Dataset items:
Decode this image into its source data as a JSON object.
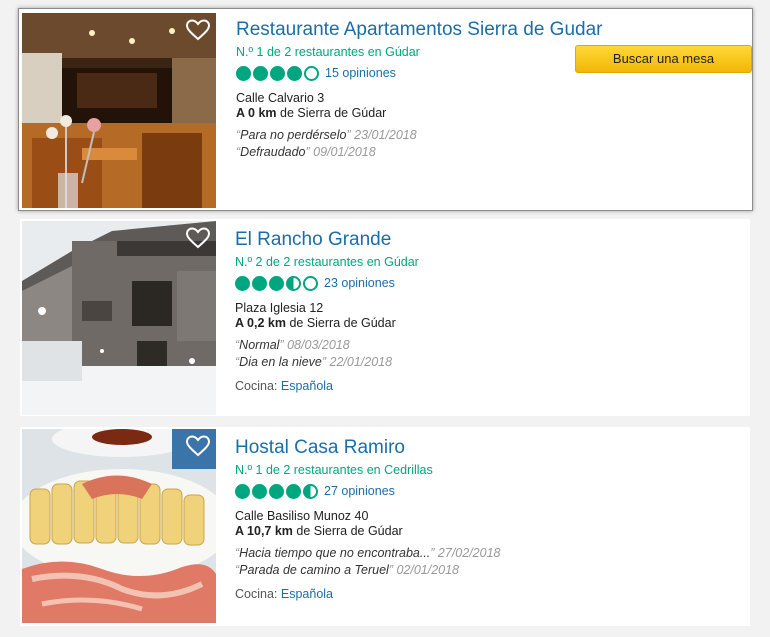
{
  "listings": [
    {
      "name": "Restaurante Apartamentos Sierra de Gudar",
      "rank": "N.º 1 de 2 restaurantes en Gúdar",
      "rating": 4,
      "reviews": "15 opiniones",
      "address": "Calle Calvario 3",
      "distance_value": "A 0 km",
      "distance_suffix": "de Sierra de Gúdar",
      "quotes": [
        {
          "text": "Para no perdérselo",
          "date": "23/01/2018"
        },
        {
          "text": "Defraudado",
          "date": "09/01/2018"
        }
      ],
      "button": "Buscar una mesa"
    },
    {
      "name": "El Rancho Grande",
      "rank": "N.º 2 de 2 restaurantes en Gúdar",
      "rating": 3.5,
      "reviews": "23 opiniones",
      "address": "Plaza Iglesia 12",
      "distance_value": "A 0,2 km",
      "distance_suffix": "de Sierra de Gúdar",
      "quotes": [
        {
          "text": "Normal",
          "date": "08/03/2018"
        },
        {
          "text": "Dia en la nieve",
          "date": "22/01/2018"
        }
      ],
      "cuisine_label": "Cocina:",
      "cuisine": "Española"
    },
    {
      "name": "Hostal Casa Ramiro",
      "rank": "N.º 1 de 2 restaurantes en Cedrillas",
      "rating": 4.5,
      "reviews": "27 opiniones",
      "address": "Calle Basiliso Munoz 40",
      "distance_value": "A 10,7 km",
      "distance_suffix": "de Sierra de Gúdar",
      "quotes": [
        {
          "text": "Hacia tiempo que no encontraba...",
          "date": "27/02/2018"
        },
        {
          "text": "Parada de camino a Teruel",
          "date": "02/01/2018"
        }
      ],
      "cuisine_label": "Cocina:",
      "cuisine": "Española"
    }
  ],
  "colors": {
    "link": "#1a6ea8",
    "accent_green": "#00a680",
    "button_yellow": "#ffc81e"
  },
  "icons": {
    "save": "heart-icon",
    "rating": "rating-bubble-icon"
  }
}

# Directions for this task
Quote the records above in full, dropping each picture.

# Solution below
Decode this image into its source data as a JSON object.
{
  "listings": [
    {
      "name": "Restaurante Apartamentos Sierra de Gudar",
      "rank": "N.º 1 de 2 restaurantes en Gúdar",
      "rating": 4,
      "reviews": "15 opiniones",
      "address": "Calle Calvario 3",
      "distance_value": "A 0 km",
      "distance_suffix": "de Sierra de Gúdar",
      "quotes": [
        {
          "text": "Para no perdérselo",
          "date": "23/01/2018"
        },
        {
          "text": "Defraudado",
          "date": "09/01/2018"
        }
      ],
      "button": "Buscar una mesa"
    },
    {
      "name": "El Rancho Grande",
      "rank": "N.º 2 de 2 restaurantes en Gúdar",
      "rating": 3.5,
      "reviews": "23 opiniones",
      "address": "Plaza Iglesia 12",
      "distance_value": "A 0,2 km",
      "distance_suffix": "de Sierra de Gúdar",
      "quotes": [
        {
          "text": "Normal",
          "date": "08/03/2018"
        },
        {
          "text": "Dia en la nieve",
          "date": "22/01/2018"
        }
      ],
      "cuisine_label": "Cocina:",
      "cuisine": "Española"
    },
    {
      "name": "Hostal Casa Ramiro",
      "rank": "N.º 1 de 2 restaurantes en Cedrillas",
      "rating": 4.5,
      "reviews": "27 opiniones",
      "address": "Calle Basiliso Munoz 40",
      "distance_value": "A 10,7 km",
      "distance_suffix": "de Sierra de Gúdar",
      "quotes": [
        {
          "text": "Hacia tiempo que no encontraba...",
          "date": "27/02/2018"
        },
        {
          "text": "Parada de camino a Teruel",
          "date": "02/01/2018"
        }
      ],
      "cuisine_label": "Cocina:",
      "cuisine": "Española"
    }
  ],
  "colors": {
    "link": "#1a6ea8",
    "accent_green": "#00a680",
    "button_yellow": "#ffc81e"
  },
  "icons": {
    "save": "heart-icon",
    "rating": "rating-bubble-icon"
  }
}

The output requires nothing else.